**Given exercise**
Transcribe the material below exactly as it appears.

-------

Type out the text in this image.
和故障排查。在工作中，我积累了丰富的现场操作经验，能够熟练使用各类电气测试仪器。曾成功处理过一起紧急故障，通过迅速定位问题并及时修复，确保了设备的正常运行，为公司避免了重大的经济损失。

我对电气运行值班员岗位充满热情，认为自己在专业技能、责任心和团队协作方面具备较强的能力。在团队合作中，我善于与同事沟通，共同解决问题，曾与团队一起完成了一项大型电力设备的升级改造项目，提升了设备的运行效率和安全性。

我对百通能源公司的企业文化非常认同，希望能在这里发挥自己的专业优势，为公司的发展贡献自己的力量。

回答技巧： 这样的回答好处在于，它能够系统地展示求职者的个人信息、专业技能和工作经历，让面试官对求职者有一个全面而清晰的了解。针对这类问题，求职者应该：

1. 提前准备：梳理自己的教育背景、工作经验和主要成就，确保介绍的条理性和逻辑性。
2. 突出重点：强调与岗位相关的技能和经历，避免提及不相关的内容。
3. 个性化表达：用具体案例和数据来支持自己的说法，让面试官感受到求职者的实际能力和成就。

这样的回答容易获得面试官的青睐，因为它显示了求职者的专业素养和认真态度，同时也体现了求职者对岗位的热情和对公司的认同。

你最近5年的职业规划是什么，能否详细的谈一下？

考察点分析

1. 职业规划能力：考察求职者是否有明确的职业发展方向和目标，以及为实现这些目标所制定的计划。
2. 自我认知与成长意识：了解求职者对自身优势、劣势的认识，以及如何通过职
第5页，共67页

-------

**Exercise solution**
Type out the text in this image.
和故障排查。在工作中，我积累了丰富的现场操作经验，能够熟练使用各类电气测试仪器。曾成功处理过一起紧急故障，通过迅速定位问题并及时修复，确保了设备的正常运行，为公司避免了重大的经济损失。

我对电气运行值班员岗位充满热情，认为自己在专业技能、责任心和团队协作方面具备较强的能力。在团队合作中，我善于与同事沟通，共同解决问题，曾与团队一起完成了一项大型电力设备的升级改造项目，提升了设备的运行效率和安全性。

我对百通能源公司的企业文化非常认同，希望能在这里发挥自己的专业优势，为公司的发展贡献自己的力量。

回答技巧： 这样的回答好处在于，它能够系统地展示求职者的个人信息、专业技能和工作经历，让面试官对求职者有一个全面而清晰的了解。针对这类问题，求职者应该：

1. 提前准备：梳理自己的教育背景、工作经验和主要成就，确保介绍的条理性和逻辑性。
2. 突出重点：强调与岗位相关的技能和经历，避免提及不相关的内容。
3. 个性化表达：用具体案例和数据来支持自己的说法，让面试官感受到求职者的实际能力和成就。

这样的回答容易获得面试官的青睐，因为它显示了求职者的专业素养和认真态度，同时也体现了求职者对岗位的热情和对公司的认同。

你最近5年的职业规划是什么，能否详细的谈一下？

考察点分析

1. 职业规划能力：考察求职者是否有明确的职业发展方向和目标，以及为实现这些目标所制定的计划。
2. 自我认知与成长意识：了解求职者对自身优势、劣势的认识，以及如何通过职
第5页，共67页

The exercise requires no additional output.